*How to complete this task*
Looking through the data below, work out how many lines have the word "Danmarks". Reply with that number only.

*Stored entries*
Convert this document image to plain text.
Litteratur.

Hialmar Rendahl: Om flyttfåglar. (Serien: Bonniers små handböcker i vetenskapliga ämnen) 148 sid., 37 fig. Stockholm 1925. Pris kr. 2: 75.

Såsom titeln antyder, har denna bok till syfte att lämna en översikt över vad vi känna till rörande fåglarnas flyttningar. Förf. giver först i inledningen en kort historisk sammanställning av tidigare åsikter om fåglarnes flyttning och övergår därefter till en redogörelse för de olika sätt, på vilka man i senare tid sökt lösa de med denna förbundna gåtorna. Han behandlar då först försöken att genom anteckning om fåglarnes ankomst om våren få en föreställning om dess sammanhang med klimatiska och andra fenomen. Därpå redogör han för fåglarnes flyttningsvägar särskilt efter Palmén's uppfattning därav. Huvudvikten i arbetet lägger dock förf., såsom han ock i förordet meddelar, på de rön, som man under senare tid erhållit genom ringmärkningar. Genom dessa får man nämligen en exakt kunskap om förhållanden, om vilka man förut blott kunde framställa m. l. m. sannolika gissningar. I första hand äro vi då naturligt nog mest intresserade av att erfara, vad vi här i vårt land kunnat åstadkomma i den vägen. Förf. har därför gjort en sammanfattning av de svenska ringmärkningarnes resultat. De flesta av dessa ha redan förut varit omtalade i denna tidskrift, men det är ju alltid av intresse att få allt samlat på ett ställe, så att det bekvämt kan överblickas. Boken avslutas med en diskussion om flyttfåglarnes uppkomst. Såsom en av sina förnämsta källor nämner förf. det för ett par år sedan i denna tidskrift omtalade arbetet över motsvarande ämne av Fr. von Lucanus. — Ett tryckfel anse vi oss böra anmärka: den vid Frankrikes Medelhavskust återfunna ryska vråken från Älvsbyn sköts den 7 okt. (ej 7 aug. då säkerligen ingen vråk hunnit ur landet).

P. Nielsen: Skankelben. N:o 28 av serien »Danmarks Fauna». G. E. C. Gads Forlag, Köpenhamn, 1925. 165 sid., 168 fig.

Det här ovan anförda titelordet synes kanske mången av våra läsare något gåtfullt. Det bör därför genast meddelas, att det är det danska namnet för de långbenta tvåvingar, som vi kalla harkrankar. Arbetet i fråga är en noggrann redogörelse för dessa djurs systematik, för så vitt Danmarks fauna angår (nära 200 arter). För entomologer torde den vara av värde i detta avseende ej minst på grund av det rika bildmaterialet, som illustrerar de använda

*Worked solution*
2